#### What to do:
Output an exact reproduction of the data.

Begin Items

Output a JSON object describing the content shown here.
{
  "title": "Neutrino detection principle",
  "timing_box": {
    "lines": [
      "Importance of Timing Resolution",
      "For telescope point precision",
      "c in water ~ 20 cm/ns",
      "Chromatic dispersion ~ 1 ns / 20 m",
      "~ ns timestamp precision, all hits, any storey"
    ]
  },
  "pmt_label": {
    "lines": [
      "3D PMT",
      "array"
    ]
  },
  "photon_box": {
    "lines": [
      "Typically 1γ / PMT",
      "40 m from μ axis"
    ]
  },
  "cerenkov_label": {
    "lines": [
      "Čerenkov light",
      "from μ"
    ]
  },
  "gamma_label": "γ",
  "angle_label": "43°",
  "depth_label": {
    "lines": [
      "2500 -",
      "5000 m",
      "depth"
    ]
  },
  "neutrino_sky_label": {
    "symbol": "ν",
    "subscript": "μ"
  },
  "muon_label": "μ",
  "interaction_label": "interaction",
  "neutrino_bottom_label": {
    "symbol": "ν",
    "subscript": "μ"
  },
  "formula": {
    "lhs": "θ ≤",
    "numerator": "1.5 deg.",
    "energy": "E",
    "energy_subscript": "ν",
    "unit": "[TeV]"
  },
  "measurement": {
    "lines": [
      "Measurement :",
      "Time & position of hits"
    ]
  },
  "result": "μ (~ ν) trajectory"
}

End Items

#### Exercise response:
Output a JSON object describing the content shown here.
{
  "title": "Neutrino detection principle",
  "timing_box": {
    "lines": [
      "Importance of Timing Resolution",
      "For telescope point precision",
      "c in water ~ 20 cm/ns",
      "Chromatic dispersion ~ 1 ns / 20 m",
      "~ ns timestamp precision, all hits, any storey"
    ]
  },
  "pmt_label": {
    "lines": [
      "3D PMT",
      "array"
    ]
  },
  "photon_box": {
    "lines": [
      "Typically 1γ / PMT",
      "40 m from μ axis"
    ]
  },
  "cerenkov_label": {
    "lines": [
      "Čerenkov light",
      "from μ"
    ]
  },
  "gamma_label": "γ",
  "angle_label": "43°",
  "depth_label": {
    "lines": [
      "2500 -",
      "5000 m",
      "depth"
    ]
  },
  "neutrino_sky_label": {
    "symbol": "ν",
    "subscript": "μ"
  },
  "muon_label": "μ",
  "interaction_label": "interaction",
  "neutrino_bottom_label": {
    "symbol": "ν",
    "subscript": "μ"
  },
  "formula": {
    "lhs": "θ ≤",
    "numerator": "1.5 deg.",
    "energy": "E",
    "energy_subscript": "ν",
    "unit": "[TeV]"
  },
  "measurement": {
    "lines": [
      "Measurement :",
      "Time & position of hits"
    ]
  },
  "result": "μ (~ ν) trajectory"
}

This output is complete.